## [What to produce]
Leave the pictures out, and retype all of the material exactly as written.

Dataset records
#####
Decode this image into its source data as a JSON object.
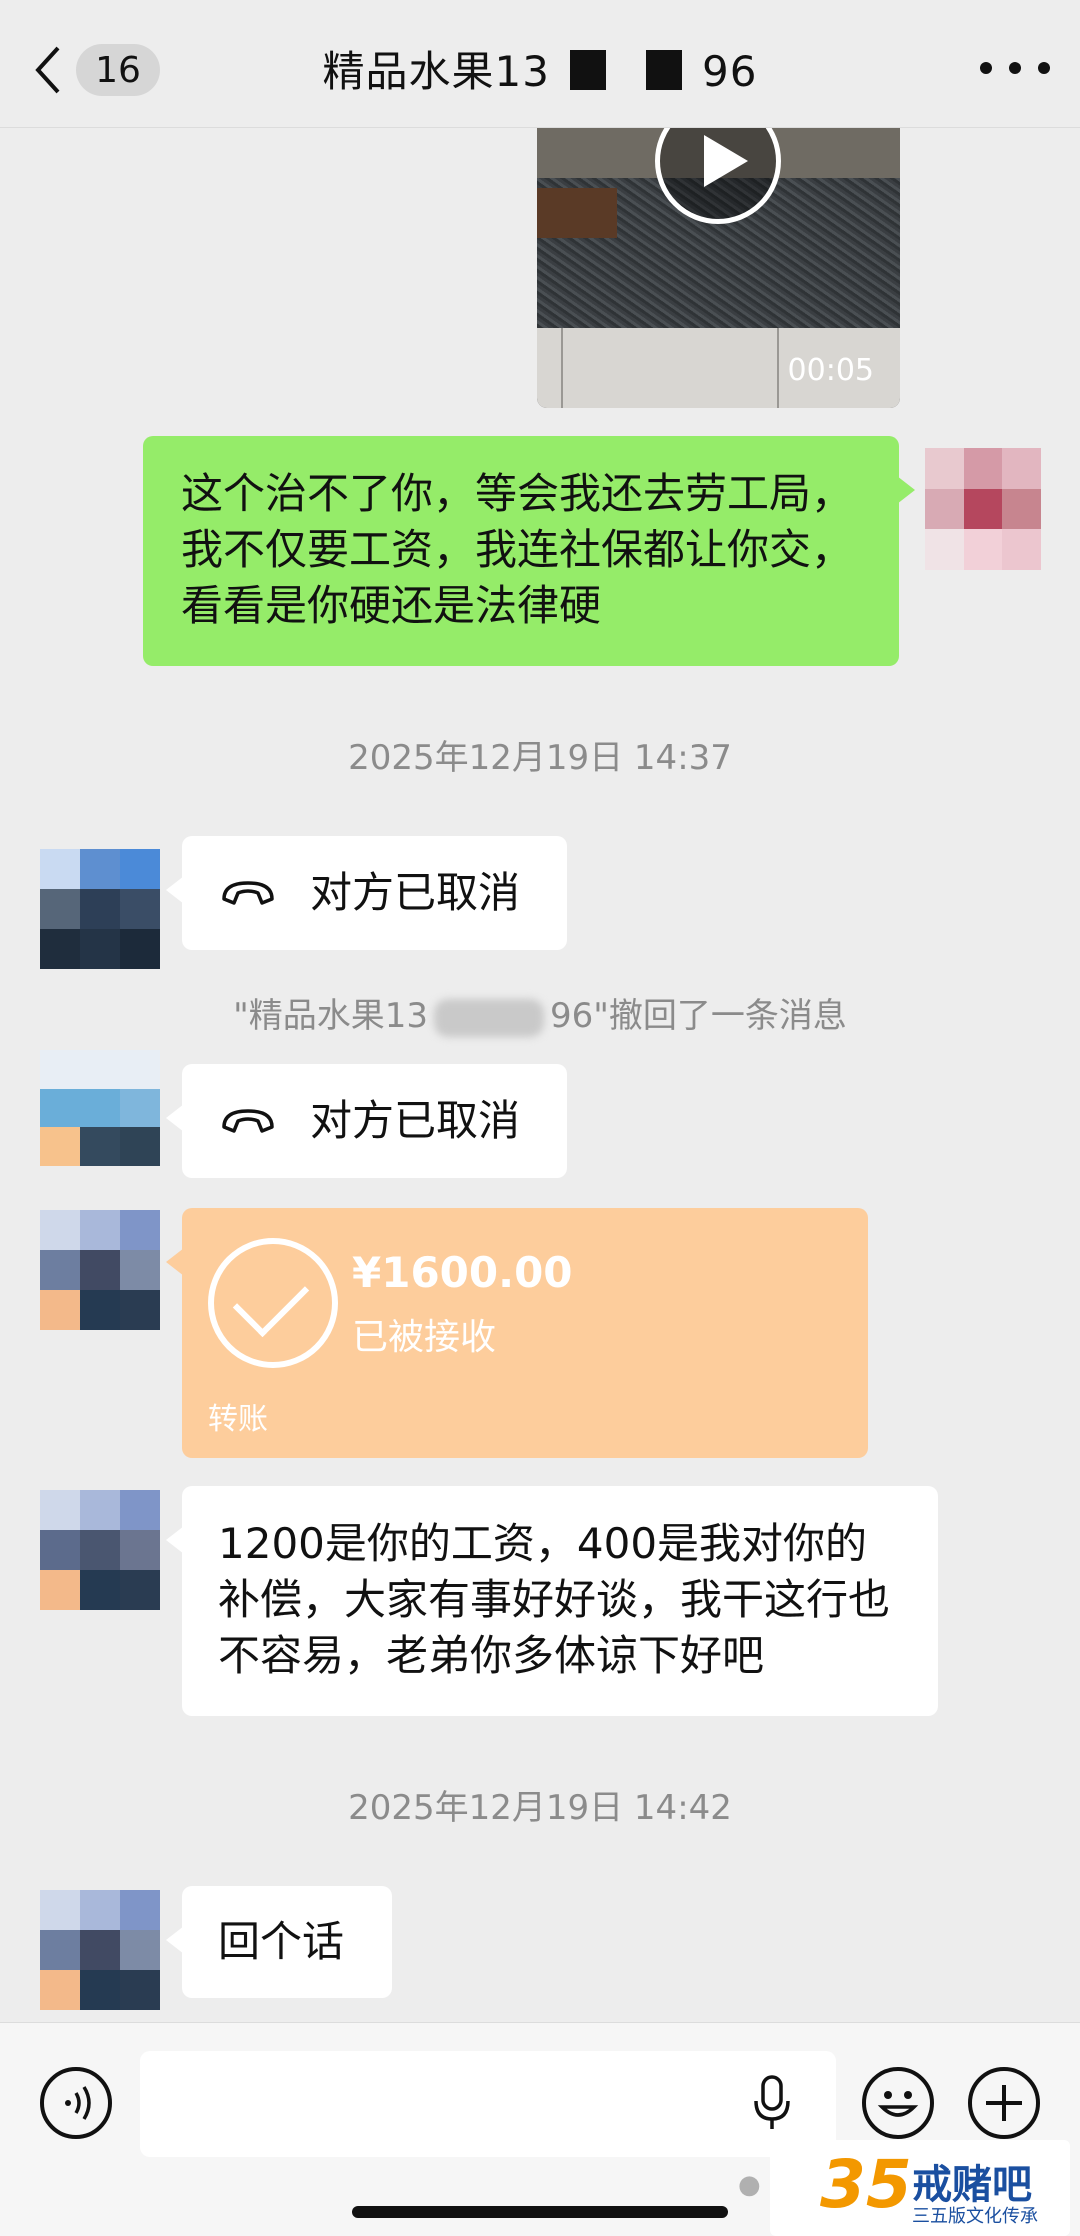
{
  "header": {
    "back_count": "16",
    "title_left": "精品水果13",
    "title_right": "96"
  },
  "video": {
    "duration": "00:05"
  },
  "messages": {
    "sent_text": "这个治不了你，等会我还去劳工局，我不仅要工资，我连社保都让你交，看看是你硬还是法律硬",
    "timestamp1": "2025年12月19日 14:37",
    "call1": "对方已取消",
    "recall_left": "\"精品水果13",
    "recall_right": "96\"撤回了一条消息",
    "call2": "对方已取消",
    "transfer_amount": "¥1600.00",
    "transfer_status": "已被接收",
    "transfer_label": "转账",
    "received_text": "1200是你的工资，400是我对你的补偿，大家有事好好谈，我干这行也不容易，老弟你多体谅下好吧",
    "timestamp2": "2025年12月19日 14:42",
    "last_text": "回个话"
  },
  "watermark": {
    "number": "35",
    "name": "戒赌吧",
    "sub": "三五版文化传承"
  },
  "colors": {
    "sent_bubble": "#95ec69",
    "transfer": "#fdcd9c",
    "background": "#ededed"
  }
}
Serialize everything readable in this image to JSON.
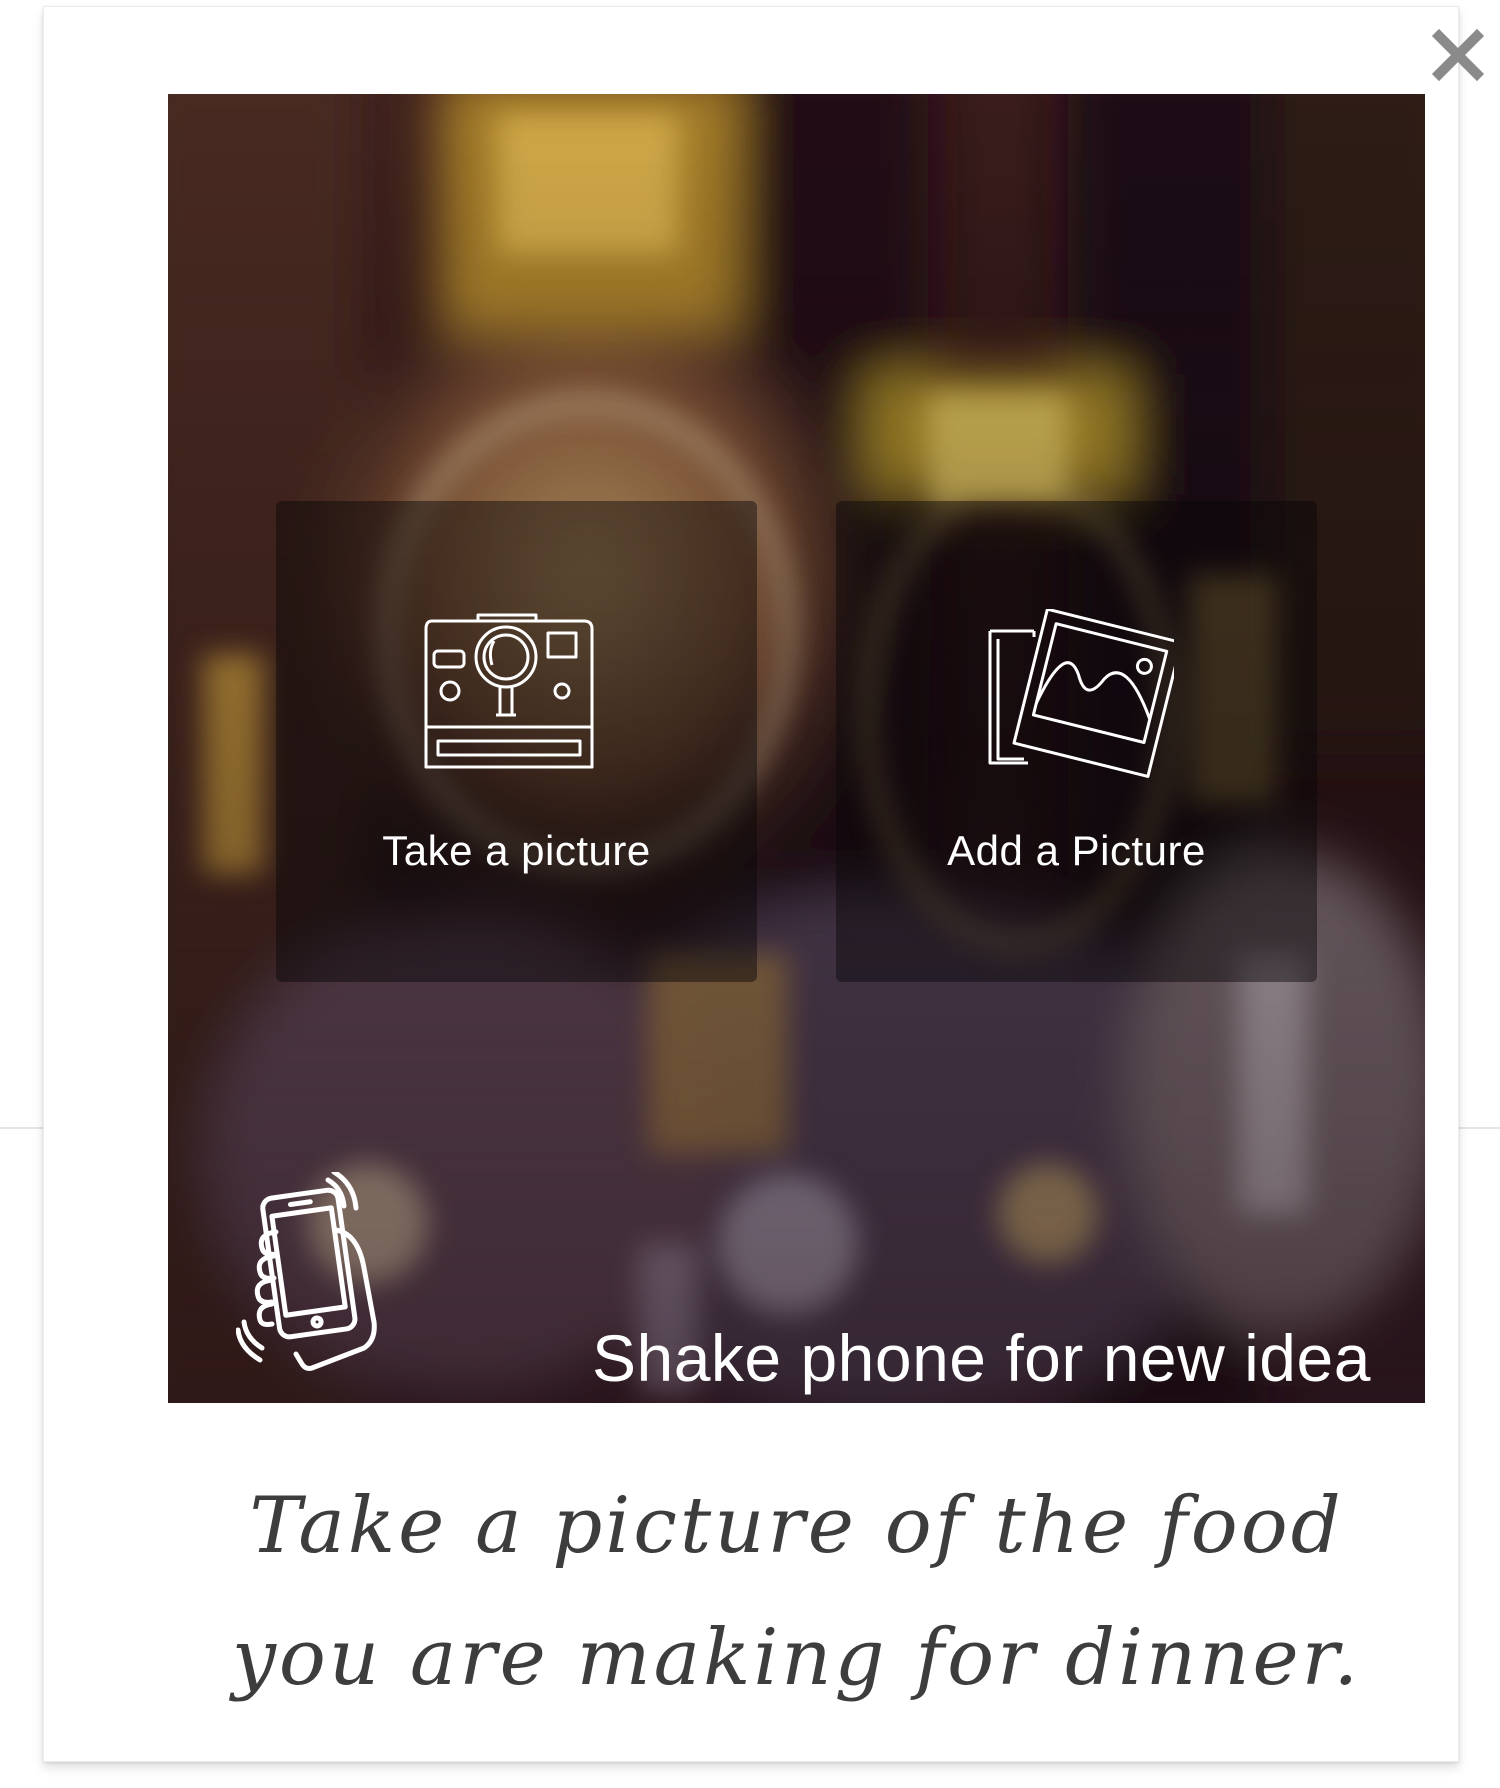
{
  "dialog": {
    "close_icon": "close-x-icon",
    "photo_icon_note": "blurred-background-photo"
  },
  "actions": {
    "take": {
      "label": "Take a picture",
      "icon": "instant-camera-icon"
    },
    "add": {
      "label": "Add a Picture",
      "icon": "photo-stack-icon"
    }
  },
  "hint": {
    "text": "Shake phone for new idea",
    "icon": "shake-phone-icon"
  },
  "caption": {
    "text": "Take a picture of the food you are making for dinner."
  },
  "colors": {
    "caption_text": "#3d3d3d",
    "overlay_text": "#ffffff",
    "close_icon": "#8a8a8a"
  }
}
#####
## [Final answer]
Decode this image into its source data as a JSON object.
{
  "header": {
    "back_count": "16",
    "title_left": "精品水果13",
    "title_right": "96"
  },
  "video": {
    "duration": "00:05"
  },
  "messages": {
    "sent_text": "这个治不了你，等会我还去劳工局，我不仅要工资，我连社保都让你交，看看是你硬还是法律硬",
    "timestamp1": "2025年12月19日 14:37",
    "call1": "对方已取消",
    "recall_left": "\"精品水果13",
    "recall_right": "96\"撤回了一条消息",
    "call2": "对方已取消",
    "transfer_amount": "¥1600.00",
    "transfer_status": "已被接收",
    "transfer_label": "转账",
    "received_text": "1200是你的工资，400是我对你的补偿，大家有事好好谈，我干这行也不容易，老弟你多体谅下好吧",
    "timestamp2": "2025年12月19日 14:42",
    "last_text": "回个话"
  },
  "watermark": {
    "number": "35",
    "name": "戒赌吧",
    "sub": "三五版文化传承"
  },
  "colors": {
    "sent_bubble": "#95ec69",
    "transfer": "#fdcd9c",
    "background": "#ededed"
  }
}
Serialize everything readable in this image to JSON.
{
  "dialog": {
    "close_icon": "close-x-icon",
    "photo_icon_note": "blurred-background-photo"
  },
  "actions": {
    "take": {
      "label": "Take a picture",
      "icon": "instant-camera-icon"
    },
    "add": {
      "label": "Add a Picture",
      "icon": "photo-stack-icon"
    }
  },
  "hint": {
    "text": "Shake phone for new idea",
    "icon": "shake-phone-icon"
  },
  "caption": {
    "text": "Take a picture of the food you are making for dinner."
  },
  "colors": {
    "caption_text": "#3d3d3d",
    "overlay_text": "#ffffff",
    "close_icon": "#8a8a8a"
  }
}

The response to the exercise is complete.